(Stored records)
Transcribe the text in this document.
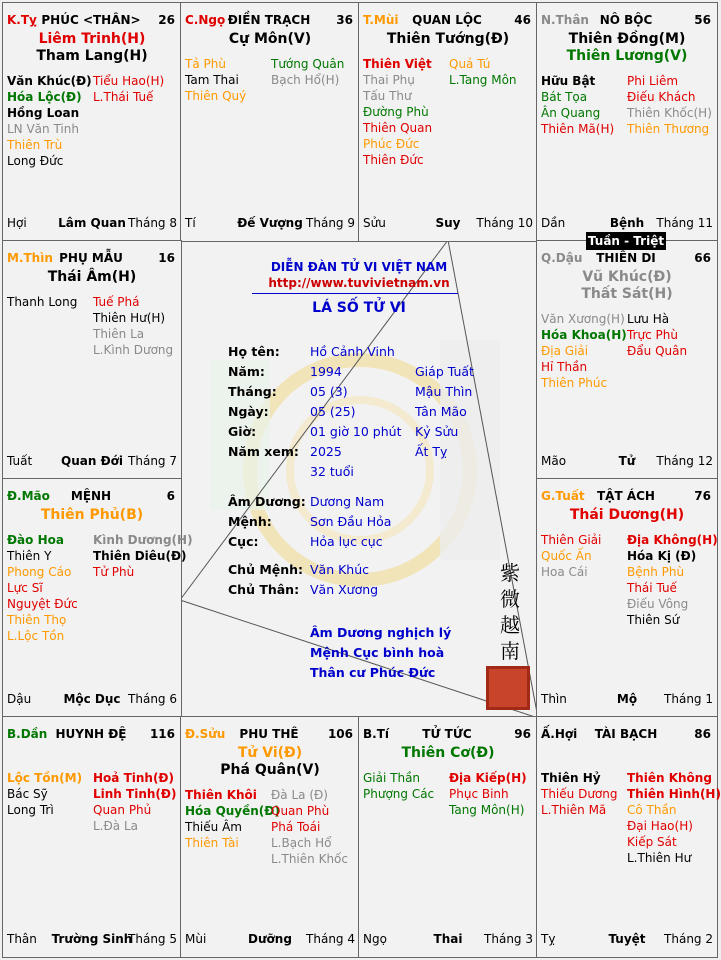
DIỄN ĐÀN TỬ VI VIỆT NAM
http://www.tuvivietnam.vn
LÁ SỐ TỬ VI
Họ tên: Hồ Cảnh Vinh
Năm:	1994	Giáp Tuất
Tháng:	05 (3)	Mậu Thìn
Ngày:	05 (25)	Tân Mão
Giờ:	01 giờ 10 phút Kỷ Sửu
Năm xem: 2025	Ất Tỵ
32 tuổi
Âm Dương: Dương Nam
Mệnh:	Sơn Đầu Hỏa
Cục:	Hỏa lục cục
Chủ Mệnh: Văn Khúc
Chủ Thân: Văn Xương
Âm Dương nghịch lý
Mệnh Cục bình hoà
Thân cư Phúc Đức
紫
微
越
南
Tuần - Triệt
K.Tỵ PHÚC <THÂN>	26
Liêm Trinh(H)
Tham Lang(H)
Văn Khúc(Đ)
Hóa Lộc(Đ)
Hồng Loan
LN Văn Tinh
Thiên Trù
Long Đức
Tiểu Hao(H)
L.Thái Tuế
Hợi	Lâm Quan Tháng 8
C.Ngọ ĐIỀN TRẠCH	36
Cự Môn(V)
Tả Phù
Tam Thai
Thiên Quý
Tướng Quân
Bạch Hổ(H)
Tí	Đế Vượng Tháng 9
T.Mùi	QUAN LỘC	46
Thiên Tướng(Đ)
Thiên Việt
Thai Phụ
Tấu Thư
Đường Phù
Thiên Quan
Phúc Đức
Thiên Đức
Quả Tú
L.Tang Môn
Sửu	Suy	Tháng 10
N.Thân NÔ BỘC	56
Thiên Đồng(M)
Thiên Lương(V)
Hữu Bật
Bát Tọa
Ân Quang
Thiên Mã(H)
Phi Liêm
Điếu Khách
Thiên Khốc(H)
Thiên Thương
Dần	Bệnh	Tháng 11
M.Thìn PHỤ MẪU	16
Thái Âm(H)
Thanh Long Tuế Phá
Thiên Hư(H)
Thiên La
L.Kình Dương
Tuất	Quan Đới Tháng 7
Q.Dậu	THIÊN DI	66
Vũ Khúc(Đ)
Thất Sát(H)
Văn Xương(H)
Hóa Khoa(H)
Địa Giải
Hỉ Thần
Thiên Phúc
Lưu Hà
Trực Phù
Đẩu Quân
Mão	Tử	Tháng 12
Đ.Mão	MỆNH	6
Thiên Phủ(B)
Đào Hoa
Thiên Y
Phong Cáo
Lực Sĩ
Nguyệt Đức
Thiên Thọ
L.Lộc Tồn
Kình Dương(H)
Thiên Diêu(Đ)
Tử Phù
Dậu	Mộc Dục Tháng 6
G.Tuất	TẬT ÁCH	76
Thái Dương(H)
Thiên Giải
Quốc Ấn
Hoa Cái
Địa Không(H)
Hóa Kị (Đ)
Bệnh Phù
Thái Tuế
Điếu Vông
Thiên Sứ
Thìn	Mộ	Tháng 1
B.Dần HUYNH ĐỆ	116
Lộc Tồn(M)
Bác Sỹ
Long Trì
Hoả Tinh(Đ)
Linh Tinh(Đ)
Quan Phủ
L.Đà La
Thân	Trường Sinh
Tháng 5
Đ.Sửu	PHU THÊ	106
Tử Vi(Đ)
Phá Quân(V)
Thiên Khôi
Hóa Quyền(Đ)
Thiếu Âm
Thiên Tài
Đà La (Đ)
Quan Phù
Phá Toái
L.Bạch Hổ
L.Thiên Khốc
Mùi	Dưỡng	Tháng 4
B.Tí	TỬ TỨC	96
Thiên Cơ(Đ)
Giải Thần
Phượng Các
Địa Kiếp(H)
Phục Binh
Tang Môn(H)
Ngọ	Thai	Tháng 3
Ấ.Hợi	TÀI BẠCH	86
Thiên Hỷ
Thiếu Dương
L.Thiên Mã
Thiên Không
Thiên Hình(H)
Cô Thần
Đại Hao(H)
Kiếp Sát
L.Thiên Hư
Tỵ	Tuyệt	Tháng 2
--
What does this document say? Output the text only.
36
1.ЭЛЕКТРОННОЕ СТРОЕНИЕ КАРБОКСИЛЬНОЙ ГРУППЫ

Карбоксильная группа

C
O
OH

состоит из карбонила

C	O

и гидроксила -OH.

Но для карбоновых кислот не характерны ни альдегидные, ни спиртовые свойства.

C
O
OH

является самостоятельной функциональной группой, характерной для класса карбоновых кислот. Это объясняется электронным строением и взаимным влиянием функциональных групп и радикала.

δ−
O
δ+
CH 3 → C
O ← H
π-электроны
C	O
---
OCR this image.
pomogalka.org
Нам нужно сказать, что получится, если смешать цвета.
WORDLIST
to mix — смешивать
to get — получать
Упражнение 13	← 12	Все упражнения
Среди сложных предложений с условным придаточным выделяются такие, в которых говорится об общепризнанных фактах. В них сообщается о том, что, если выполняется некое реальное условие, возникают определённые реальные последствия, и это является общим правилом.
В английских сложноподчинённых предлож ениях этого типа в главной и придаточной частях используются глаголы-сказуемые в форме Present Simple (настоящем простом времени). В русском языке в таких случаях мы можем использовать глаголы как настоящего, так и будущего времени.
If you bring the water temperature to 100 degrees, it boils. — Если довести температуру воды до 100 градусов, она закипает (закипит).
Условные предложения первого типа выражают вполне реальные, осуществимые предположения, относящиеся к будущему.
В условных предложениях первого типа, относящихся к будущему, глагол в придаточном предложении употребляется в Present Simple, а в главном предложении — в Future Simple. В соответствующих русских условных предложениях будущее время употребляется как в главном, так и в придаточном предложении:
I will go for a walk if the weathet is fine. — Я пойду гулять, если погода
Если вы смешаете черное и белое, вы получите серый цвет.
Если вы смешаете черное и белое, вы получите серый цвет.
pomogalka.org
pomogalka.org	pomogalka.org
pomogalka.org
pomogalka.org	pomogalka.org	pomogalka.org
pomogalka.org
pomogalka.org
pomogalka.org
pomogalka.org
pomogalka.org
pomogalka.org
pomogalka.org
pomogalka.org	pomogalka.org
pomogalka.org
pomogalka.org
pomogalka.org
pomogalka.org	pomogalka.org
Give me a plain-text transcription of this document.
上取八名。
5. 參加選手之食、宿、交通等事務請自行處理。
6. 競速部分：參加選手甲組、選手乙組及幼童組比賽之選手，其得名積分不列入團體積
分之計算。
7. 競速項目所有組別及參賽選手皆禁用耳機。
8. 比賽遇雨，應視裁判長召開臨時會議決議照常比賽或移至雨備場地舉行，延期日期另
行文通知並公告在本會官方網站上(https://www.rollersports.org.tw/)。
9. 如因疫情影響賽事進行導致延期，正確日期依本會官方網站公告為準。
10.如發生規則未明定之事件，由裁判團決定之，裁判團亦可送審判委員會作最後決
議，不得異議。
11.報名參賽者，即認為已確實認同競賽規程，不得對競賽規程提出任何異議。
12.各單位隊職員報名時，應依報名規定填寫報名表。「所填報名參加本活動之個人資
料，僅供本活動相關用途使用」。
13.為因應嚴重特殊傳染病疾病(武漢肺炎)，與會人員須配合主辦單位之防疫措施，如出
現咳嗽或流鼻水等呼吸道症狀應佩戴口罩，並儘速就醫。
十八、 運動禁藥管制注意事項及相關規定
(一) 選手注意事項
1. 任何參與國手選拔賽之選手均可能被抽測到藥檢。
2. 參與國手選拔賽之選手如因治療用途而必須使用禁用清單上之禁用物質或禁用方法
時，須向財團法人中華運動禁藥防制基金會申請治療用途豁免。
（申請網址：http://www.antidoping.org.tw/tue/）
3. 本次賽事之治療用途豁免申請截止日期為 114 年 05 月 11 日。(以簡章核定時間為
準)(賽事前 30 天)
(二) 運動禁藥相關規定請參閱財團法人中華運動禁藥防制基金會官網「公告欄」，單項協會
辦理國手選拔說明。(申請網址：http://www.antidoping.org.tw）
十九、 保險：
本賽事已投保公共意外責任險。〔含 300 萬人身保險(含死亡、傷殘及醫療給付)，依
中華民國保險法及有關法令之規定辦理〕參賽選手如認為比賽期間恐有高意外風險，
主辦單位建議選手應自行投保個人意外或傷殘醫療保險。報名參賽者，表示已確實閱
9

• Task brief: Report the number of lines above that contain the word "типа", and only that number.

• Solution to the exercise: 3